start

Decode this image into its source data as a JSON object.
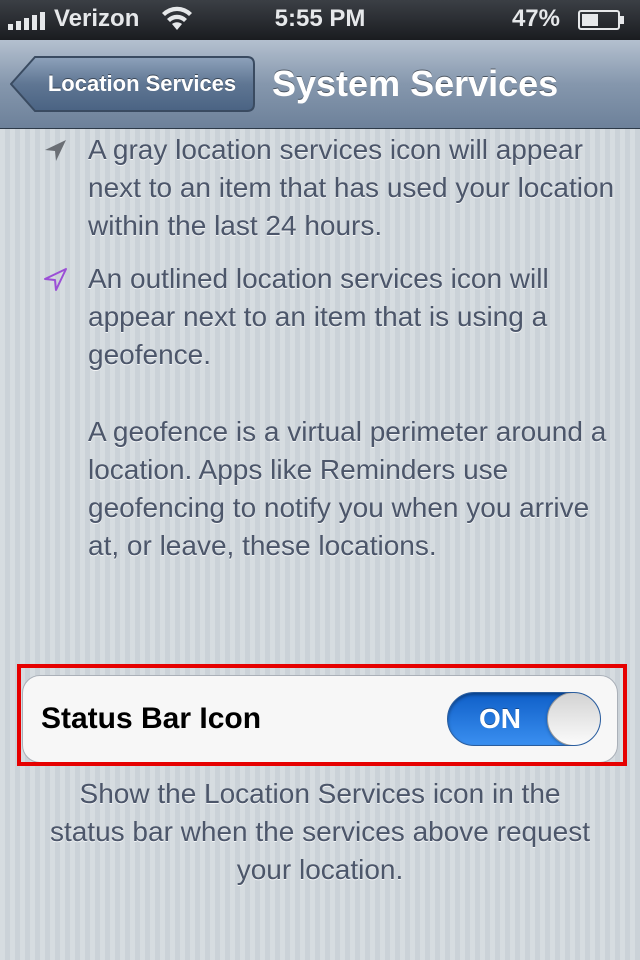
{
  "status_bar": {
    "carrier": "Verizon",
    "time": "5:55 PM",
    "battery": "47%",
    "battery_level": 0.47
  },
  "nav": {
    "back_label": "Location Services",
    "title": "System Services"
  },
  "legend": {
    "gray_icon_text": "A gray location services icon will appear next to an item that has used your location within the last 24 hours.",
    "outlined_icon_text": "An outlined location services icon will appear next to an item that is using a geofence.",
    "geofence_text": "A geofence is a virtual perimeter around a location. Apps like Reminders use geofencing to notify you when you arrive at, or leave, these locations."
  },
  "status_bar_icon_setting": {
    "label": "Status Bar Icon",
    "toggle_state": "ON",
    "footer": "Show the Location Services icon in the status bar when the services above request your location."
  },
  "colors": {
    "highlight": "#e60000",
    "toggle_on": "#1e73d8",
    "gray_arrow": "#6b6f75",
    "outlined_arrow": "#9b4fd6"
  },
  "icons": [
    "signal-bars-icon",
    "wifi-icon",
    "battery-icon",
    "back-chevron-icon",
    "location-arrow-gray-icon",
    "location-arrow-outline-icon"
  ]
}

end

-- Problem to work on --
Search the entries for the word "your" and pick out every line that holds it.

-- Output for this task --
    "gray_icon_text": "A gray location services icon will appear next to an item that has used your location within the last 24 hours.",
    "footer": "Show the Location Services icon in the status bar when the services above request your location."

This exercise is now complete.